■ Task requirements
Look through the material below. Copy each line that contains the string "this".

■ Stored data

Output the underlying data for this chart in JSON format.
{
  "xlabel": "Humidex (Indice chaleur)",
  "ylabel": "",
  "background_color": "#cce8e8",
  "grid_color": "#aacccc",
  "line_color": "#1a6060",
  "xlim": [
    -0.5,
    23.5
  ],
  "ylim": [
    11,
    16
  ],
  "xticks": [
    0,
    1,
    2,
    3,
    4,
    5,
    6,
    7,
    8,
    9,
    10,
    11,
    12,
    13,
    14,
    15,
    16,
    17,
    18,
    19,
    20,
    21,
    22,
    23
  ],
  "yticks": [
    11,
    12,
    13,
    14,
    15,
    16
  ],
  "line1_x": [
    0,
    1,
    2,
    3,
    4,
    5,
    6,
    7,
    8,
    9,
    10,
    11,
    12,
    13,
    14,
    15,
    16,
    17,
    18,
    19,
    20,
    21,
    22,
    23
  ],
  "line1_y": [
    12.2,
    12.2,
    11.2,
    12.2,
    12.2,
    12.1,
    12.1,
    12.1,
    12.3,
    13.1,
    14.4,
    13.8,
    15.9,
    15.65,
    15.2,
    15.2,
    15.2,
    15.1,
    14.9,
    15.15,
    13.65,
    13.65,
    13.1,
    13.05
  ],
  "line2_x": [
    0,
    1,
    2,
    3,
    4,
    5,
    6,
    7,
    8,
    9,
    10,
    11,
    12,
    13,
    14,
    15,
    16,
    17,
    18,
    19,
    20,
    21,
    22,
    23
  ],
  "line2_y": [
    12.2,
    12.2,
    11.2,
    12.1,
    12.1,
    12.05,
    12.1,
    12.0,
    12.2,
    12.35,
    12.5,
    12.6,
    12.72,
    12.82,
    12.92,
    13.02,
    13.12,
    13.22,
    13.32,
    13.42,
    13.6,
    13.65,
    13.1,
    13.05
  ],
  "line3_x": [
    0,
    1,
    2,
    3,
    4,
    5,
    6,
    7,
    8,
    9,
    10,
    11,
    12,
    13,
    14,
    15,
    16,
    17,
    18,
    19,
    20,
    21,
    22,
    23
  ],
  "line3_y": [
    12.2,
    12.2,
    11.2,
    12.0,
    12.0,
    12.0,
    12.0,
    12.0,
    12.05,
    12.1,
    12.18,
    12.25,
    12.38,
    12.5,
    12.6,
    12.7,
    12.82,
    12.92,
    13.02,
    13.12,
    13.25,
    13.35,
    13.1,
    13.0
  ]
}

---

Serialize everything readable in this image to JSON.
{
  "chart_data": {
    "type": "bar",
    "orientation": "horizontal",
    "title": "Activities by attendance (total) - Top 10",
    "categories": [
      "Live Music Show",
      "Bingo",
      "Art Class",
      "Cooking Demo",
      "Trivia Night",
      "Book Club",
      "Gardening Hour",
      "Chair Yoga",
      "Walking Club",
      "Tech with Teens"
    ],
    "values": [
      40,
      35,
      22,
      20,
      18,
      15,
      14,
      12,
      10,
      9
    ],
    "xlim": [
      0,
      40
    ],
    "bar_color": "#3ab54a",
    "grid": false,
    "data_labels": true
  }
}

■ Answer to the problem
Output the underlying data for this chart in JSON format.
Serialize everything readable in this image to JSON.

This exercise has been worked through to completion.